Task input:
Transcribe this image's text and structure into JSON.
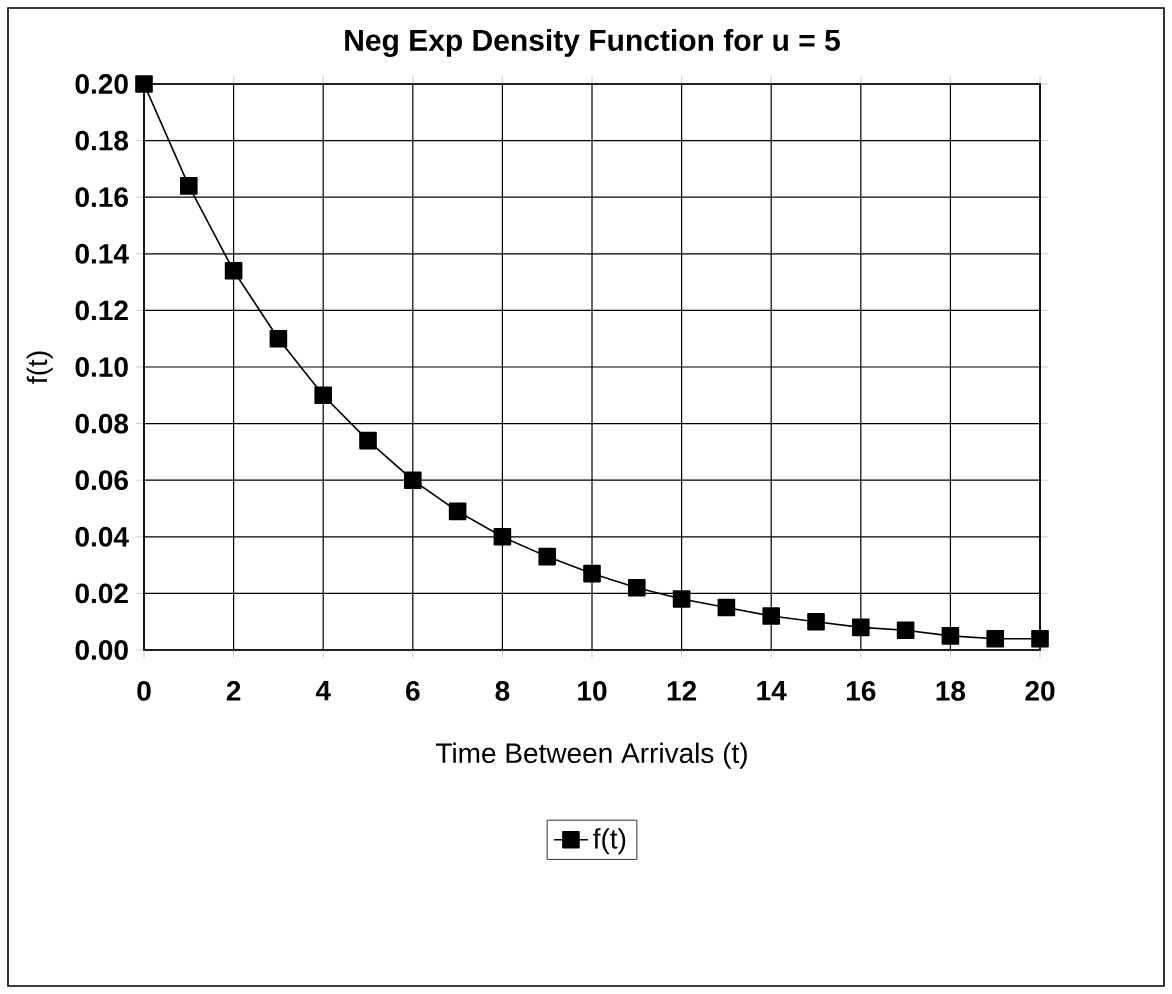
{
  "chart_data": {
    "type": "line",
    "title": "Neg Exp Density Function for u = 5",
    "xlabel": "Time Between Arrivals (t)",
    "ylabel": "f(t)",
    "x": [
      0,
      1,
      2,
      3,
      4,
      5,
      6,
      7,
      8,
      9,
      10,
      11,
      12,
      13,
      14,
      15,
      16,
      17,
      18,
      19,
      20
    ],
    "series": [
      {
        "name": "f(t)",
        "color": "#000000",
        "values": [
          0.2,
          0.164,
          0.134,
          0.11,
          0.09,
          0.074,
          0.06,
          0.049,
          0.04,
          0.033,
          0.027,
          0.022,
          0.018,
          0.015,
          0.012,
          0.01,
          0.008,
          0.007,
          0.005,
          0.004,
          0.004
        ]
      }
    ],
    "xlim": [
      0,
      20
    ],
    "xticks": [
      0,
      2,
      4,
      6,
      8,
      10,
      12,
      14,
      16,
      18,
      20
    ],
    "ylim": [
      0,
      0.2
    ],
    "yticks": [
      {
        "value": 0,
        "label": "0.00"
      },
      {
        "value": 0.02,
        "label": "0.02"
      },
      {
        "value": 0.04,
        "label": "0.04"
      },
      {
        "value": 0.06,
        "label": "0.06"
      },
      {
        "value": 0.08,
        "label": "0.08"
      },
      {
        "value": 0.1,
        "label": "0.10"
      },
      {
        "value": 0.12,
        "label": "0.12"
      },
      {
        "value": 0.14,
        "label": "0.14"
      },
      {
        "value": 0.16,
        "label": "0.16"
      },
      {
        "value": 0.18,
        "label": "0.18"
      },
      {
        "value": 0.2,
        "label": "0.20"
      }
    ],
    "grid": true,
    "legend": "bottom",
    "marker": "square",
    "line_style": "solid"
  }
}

Instruction:
Reproduce the material in its entirety and word for word, without the pictures.

Expected answer:
Transcribe this image's text and structure into JSON.
{
  "chart_data": {
    "type": "line",
    "title": "Neg Exp Density Function for u = 5",
    "xlabel": "Time Between Arrivals (t)",
    "ylabel": "f(t)",
    "x": [
      0,
      1,
      2,
      3,
      4,
      5,
      6,
      7,
      8,
      9,
      10,
      11,
      12,
      13,
      14,
      15,
      16,
      17,
      18,
      19,
      20
    ],
    "series": [
      {
        "name": "f(t)",
        "color": "#000000",
        "values": [
          0.2,
          0.164,
          0.134,
          0.11,
          0.09,
          0.074,
          0.06,
          0.049,
          0.04,
          0.033,
          0.027,
          0.022,
          0.018,
          0.015,
          0.012,
          0.01,
          0.008,
          0.007,
          0.005,
          0.004,
          0.004
        ]
      }
    ],
    "xlim": [
      0,
      20
    ],
    "xticks": [
      0,
      2,
      4,
      6,
      8,
      10,
      12,
      14,
      16,
      18,
      20
    ],
    "ylim": [
      0,
      0.2
    ],
    "yticks": [
      {
        "value": 0,
        "label": "0.00"
      },
      {
        "value": 0.02,
        "label": "0.02"
      },
      {
        "value": 0.04,
        "label": "0.04"
      },
      {
        "value": 0.06,
        "label": "0.06"
      },
      {
        "value": 0.08,
        "label": "0.08"
      },
      {
        "value": 0.1,
        "label": "0.10"
      },
      {
        "value": 0.12,
        "label": "0.12"
      },
      {
        "value": 0.14,
        "label": "0.14"
      },
      {
        "value": 0.16,
        "label": "0.16"
      },
      {
        "value": 0.18,
        "label": "0.18"
      },
      {
        "value": 0.2,
        "label": "0.20"
      }
    ],
    "grid": true,
    "legend": "bottom",
    "marker": "square",
    "line_style": "solid"
  }
}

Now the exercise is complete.